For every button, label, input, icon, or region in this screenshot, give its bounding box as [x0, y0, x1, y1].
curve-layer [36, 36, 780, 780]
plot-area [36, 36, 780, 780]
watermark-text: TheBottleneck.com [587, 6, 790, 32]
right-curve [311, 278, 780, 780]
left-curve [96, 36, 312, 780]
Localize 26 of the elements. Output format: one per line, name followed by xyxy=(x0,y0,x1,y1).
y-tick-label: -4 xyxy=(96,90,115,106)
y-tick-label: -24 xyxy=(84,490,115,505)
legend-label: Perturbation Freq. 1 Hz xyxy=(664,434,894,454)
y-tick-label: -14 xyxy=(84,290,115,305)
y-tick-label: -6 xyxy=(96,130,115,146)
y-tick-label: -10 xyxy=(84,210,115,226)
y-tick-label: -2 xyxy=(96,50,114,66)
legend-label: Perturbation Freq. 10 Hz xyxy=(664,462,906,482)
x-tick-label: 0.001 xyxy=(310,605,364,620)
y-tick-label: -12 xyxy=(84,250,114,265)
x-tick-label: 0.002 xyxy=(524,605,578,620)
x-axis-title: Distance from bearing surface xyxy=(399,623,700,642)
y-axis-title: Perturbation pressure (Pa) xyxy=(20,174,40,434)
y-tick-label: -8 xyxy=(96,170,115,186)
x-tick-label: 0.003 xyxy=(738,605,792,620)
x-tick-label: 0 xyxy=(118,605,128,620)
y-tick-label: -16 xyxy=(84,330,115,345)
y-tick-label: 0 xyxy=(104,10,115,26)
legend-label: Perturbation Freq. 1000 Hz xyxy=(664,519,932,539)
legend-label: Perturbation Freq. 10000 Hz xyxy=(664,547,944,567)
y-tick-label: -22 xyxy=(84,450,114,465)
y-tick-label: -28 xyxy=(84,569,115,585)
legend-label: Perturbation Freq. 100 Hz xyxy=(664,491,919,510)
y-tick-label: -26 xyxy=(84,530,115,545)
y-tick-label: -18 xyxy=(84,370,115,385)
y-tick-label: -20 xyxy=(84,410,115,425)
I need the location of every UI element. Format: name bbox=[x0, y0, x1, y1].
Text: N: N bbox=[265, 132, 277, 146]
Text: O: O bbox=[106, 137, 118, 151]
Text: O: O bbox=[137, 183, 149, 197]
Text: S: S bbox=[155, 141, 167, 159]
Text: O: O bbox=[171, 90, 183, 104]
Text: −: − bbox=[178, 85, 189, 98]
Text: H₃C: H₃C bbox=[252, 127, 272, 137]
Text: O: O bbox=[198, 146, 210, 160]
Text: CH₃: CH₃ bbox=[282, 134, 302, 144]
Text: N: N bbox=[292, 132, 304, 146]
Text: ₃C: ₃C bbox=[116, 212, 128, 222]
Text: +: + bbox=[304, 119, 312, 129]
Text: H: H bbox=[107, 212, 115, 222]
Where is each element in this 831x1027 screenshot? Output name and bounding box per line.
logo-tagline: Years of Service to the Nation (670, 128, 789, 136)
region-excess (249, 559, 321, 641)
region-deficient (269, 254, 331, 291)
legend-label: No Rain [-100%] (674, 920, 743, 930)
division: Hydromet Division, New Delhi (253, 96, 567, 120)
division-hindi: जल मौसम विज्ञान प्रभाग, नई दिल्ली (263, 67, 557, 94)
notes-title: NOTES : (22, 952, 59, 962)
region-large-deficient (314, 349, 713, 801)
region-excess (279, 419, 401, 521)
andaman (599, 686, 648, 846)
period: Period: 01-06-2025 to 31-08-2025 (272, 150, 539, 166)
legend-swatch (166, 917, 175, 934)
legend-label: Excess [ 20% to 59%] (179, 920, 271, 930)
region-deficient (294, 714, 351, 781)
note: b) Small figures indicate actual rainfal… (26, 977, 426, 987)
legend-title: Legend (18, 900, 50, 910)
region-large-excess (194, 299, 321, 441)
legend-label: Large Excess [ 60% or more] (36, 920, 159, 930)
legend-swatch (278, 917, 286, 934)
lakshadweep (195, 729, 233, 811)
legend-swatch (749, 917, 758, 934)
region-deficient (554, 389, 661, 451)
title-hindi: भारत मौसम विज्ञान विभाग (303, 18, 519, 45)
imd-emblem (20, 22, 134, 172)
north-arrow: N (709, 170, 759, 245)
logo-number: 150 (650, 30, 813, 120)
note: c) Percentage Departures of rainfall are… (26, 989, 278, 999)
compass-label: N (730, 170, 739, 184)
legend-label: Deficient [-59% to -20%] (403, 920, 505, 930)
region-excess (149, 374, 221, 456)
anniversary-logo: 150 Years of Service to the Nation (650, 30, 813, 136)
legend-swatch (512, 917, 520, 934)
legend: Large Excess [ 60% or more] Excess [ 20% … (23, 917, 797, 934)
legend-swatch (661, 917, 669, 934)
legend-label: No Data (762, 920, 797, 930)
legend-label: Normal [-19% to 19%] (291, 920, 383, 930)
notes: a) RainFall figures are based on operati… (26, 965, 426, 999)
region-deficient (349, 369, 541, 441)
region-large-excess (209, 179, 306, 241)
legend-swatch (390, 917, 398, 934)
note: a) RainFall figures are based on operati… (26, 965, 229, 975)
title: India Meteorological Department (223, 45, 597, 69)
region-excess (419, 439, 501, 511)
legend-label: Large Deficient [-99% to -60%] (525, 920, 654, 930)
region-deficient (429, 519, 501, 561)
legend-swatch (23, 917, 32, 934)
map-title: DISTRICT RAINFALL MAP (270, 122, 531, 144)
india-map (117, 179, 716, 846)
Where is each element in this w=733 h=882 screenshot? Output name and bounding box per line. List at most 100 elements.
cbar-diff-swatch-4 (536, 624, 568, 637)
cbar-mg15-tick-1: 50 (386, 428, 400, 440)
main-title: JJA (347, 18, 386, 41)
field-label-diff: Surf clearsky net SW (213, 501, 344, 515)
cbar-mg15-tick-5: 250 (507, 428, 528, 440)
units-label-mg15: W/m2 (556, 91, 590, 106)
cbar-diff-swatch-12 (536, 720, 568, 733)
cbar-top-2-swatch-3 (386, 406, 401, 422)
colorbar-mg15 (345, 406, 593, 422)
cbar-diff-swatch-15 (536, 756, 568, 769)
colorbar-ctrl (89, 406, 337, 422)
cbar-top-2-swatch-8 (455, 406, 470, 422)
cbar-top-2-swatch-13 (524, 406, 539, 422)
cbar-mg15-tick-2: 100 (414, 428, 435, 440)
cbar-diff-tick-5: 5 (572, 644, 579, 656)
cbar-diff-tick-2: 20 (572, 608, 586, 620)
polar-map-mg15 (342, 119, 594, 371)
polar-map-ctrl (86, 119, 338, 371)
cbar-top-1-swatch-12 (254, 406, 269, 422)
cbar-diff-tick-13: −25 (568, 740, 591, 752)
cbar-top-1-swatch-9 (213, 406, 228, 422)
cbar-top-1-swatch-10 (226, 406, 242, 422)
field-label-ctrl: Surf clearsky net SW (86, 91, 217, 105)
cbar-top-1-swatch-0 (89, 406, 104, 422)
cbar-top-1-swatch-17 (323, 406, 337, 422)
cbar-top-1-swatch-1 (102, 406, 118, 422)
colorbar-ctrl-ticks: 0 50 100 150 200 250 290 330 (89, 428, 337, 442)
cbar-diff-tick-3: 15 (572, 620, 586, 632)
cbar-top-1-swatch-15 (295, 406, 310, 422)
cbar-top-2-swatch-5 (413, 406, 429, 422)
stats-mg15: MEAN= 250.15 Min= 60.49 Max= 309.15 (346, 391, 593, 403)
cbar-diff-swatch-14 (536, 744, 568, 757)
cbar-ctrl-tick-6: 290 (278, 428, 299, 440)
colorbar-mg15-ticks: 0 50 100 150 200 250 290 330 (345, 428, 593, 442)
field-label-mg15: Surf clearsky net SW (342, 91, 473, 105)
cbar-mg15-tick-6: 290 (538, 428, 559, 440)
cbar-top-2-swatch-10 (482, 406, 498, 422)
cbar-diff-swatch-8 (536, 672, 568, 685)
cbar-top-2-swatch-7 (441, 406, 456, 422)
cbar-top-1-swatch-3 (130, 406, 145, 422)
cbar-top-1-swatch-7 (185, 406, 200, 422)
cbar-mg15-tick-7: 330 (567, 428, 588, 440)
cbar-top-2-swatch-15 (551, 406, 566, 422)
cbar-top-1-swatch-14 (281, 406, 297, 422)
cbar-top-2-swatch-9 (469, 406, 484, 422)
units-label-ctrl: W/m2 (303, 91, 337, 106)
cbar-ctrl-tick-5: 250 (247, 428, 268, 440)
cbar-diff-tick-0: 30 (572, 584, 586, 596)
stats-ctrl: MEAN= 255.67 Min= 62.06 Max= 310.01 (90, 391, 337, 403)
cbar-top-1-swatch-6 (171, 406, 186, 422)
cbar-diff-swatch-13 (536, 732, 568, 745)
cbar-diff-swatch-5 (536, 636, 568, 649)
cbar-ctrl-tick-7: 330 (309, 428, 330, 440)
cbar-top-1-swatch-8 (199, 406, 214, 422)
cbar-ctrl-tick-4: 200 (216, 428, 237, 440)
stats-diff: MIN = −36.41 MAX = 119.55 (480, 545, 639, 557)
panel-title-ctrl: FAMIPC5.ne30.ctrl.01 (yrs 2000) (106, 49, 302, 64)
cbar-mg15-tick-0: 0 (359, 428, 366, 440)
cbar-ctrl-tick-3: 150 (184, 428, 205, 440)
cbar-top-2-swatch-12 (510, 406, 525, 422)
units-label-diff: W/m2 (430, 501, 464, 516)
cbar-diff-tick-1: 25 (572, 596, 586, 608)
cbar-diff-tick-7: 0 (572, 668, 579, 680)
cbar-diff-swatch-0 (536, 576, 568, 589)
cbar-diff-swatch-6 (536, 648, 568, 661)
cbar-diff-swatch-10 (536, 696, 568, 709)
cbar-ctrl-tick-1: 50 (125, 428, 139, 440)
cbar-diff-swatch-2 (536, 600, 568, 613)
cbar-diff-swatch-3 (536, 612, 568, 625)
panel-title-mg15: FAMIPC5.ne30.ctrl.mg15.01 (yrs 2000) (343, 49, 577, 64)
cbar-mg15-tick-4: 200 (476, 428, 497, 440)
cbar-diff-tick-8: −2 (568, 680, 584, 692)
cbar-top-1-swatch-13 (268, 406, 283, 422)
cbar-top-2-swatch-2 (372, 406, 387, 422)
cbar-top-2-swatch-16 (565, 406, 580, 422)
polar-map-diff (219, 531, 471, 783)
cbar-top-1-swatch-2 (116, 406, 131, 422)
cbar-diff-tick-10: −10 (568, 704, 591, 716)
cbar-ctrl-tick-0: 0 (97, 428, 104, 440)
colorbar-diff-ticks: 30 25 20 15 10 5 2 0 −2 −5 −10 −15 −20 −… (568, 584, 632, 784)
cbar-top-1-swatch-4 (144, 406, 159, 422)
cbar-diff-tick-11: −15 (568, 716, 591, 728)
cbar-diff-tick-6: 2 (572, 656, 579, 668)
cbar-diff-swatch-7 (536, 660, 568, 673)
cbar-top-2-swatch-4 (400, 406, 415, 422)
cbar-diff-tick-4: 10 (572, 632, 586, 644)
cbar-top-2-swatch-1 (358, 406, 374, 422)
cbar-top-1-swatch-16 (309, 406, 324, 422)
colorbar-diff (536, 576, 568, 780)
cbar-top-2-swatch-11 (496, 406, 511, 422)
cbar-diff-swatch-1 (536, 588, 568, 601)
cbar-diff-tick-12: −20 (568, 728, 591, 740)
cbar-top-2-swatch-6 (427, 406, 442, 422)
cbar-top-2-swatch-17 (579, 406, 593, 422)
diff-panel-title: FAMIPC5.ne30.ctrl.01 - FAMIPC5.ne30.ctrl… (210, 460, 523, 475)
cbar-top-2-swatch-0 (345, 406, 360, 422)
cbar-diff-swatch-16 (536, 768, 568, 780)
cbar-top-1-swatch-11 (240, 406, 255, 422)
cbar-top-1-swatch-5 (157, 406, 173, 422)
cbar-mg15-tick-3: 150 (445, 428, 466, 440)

→ Exercise directions
Copy the items word for word, starting with the first line and ending with the line that contains "Localize 26 of". Include both of those lines and nothing after them.

→ Response to the task
For every button, label, input, icon, or region in this screenshot, give its bounding box as [x0, y0, x1, y1].
curve-layer [36, 36, 780, 780]
plot-area [36, 36, 780, 780]
watermark-text: TheBottleneck.com [587, 6, 790, 32]
right-curve [311, 278, 780, 780]
left-curve [96, 36, 312, 780]
Localize 26 of the elements. Output format: one per line, name followed by xyxy=(x0,y0,x1,y1).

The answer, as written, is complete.